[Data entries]
--- begin ---

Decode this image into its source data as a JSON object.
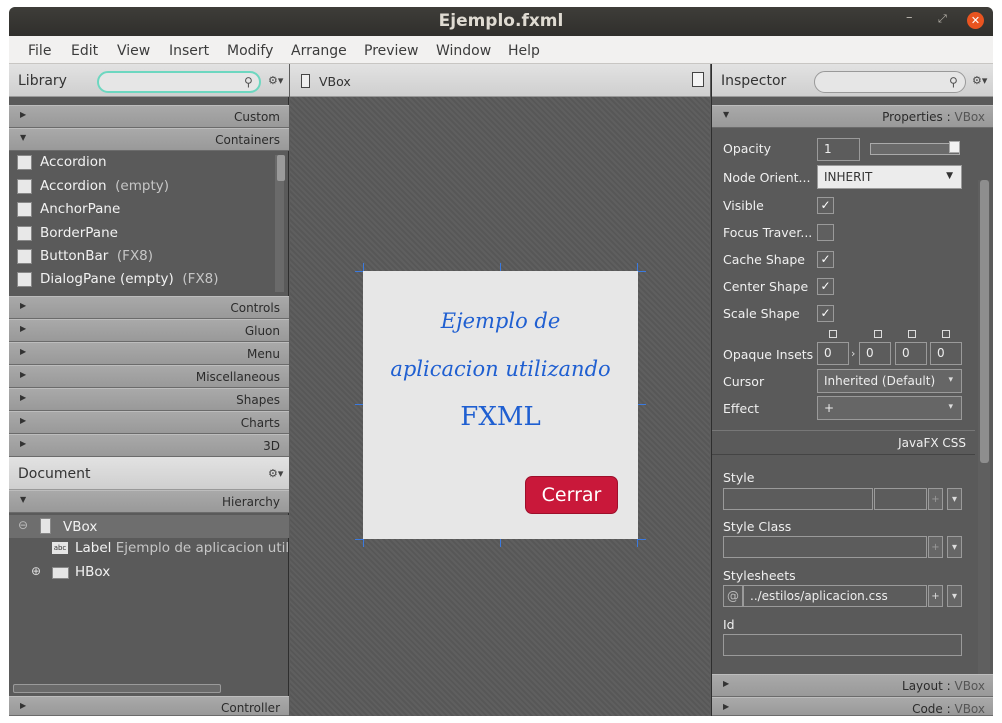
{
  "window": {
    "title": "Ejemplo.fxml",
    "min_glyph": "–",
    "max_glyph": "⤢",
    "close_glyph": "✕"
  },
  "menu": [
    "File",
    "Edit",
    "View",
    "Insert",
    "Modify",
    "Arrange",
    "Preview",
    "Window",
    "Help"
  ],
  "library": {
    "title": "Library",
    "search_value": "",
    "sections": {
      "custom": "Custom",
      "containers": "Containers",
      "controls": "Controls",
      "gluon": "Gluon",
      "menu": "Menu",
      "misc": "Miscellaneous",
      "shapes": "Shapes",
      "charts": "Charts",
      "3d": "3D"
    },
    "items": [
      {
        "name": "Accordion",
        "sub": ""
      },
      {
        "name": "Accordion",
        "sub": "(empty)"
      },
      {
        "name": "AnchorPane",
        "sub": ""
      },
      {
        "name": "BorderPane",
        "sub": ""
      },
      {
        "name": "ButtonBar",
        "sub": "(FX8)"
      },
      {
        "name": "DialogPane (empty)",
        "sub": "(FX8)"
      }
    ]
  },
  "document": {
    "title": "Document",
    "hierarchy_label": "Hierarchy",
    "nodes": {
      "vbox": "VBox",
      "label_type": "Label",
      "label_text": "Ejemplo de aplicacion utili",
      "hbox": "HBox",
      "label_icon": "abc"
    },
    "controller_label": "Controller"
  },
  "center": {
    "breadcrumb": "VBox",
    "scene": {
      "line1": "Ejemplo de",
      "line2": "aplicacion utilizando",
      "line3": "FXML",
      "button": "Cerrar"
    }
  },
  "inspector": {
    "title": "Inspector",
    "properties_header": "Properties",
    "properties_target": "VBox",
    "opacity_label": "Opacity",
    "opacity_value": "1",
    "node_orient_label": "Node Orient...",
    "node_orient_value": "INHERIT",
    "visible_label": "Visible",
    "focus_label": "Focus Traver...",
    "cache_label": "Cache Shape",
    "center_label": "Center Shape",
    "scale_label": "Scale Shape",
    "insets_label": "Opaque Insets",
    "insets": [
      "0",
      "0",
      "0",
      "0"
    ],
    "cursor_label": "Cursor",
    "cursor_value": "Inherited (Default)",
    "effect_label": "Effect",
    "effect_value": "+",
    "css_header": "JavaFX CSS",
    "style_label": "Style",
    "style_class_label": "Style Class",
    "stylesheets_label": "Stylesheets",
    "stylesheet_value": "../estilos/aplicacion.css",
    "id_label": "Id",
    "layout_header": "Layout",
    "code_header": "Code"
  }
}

--- end ---
--- begin ---

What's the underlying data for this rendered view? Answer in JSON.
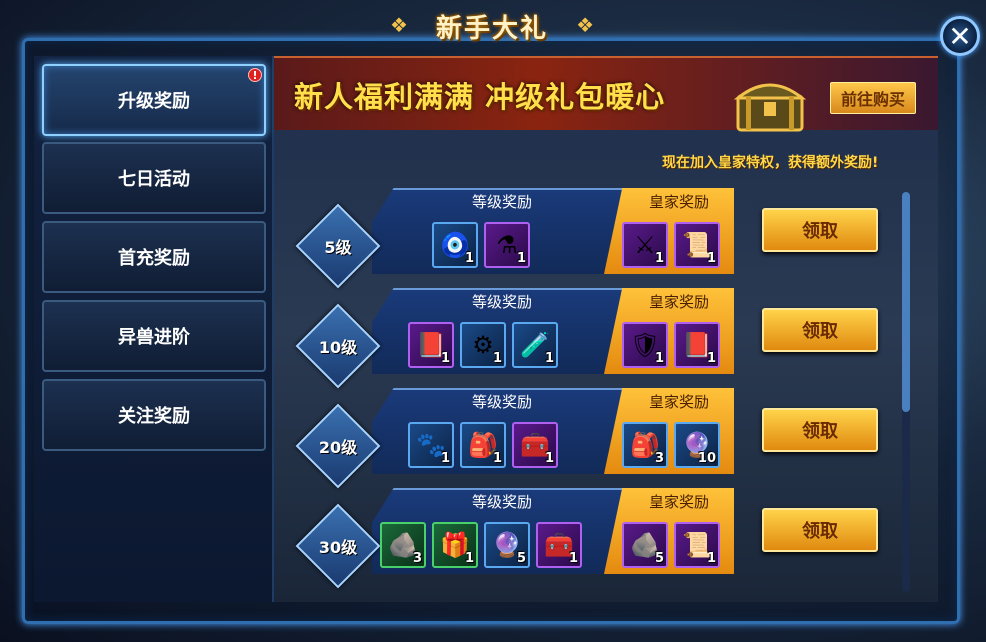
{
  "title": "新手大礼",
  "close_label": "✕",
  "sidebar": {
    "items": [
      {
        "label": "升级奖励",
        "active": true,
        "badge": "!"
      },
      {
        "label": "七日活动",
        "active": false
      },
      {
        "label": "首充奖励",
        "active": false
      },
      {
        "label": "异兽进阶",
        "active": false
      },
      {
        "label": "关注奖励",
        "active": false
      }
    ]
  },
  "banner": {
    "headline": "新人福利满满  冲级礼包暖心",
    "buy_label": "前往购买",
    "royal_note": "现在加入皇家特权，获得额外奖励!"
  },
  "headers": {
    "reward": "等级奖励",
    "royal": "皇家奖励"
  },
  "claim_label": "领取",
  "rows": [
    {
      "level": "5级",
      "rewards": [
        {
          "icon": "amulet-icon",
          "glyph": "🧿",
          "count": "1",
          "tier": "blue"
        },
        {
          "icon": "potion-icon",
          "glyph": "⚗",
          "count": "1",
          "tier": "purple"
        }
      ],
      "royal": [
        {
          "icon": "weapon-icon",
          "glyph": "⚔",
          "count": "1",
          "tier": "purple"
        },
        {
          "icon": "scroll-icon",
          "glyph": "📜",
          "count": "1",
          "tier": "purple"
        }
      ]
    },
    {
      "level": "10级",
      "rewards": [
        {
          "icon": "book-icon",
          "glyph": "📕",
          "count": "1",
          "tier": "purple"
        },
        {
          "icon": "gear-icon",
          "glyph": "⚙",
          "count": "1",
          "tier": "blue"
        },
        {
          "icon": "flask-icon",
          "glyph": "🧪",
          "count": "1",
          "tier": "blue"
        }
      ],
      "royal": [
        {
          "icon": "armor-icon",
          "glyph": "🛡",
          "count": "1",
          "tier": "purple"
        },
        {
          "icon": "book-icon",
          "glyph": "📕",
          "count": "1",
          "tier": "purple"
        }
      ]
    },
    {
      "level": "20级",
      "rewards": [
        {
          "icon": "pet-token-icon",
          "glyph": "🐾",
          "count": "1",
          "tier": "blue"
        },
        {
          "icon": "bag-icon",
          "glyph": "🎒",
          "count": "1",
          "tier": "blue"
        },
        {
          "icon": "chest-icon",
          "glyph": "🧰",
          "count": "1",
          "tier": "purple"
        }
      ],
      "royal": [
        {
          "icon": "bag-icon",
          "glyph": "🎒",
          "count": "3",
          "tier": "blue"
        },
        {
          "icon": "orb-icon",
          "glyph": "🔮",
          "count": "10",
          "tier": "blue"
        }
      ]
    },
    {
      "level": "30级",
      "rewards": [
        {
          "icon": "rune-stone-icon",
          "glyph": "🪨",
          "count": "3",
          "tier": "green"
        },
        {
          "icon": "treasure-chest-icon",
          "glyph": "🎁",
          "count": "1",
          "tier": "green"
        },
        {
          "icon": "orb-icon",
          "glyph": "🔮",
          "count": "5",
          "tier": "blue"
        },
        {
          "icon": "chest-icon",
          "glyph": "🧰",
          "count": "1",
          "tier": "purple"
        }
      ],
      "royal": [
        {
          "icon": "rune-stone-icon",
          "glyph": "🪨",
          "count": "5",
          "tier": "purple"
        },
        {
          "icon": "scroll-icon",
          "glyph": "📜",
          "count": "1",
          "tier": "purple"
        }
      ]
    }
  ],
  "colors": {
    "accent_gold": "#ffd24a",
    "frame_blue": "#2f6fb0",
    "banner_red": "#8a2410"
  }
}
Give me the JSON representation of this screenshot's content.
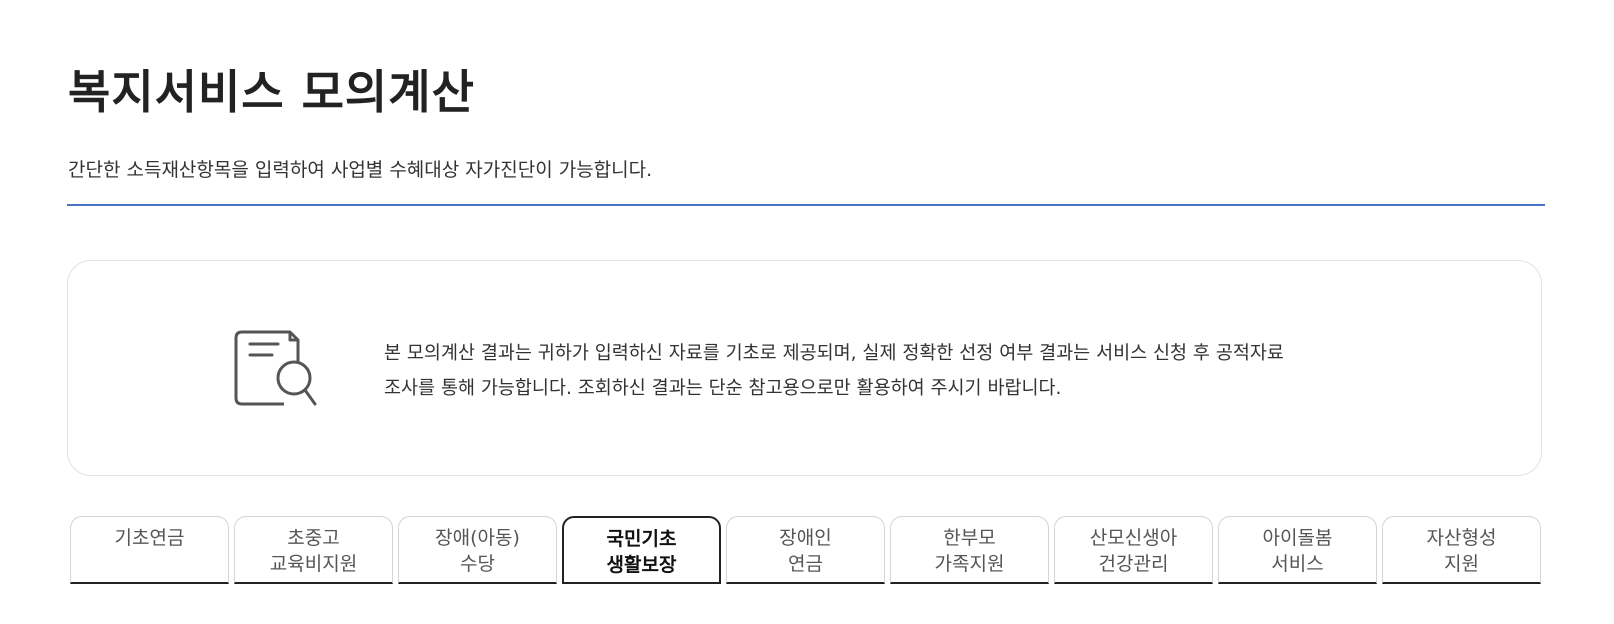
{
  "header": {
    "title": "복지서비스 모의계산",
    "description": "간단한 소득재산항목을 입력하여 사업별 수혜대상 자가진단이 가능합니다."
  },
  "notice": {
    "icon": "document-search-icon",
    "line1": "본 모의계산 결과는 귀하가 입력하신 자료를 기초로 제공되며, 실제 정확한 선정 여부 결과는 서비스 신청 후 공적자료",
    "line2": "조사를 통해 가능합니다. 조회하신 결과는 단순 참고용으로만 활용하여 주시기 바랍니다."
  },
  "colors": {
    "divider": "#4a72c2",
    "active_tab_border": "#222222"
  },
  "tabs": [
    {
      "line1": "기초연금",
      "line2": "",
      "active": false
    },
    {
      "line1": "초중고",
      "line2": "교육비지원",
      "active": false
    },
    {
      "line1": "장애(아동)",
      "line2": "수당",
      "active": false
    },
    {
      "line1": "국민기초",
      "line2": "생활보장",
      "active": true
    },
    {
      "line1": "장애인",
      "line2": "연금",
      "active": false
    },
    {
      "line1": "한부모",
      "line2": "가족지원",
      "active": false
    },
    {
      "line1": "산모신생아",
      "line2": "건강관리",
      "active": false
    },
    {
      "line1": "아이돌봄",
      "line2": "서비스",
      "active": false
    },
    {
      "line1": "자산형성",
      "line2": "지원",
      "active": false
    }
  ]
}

--- end ---

**YOUR OBJECTIVE:**
In the listing, find every line containing the word "name" and list it.

**EXERCISE ANSWER:**
        "name": "Accordion",
        "name": "Accordion",
        "name": "AnchorPane",
        "name": "BorderPane",
        "name": "ButtonBar",
        "name": "DialogPane (empty)",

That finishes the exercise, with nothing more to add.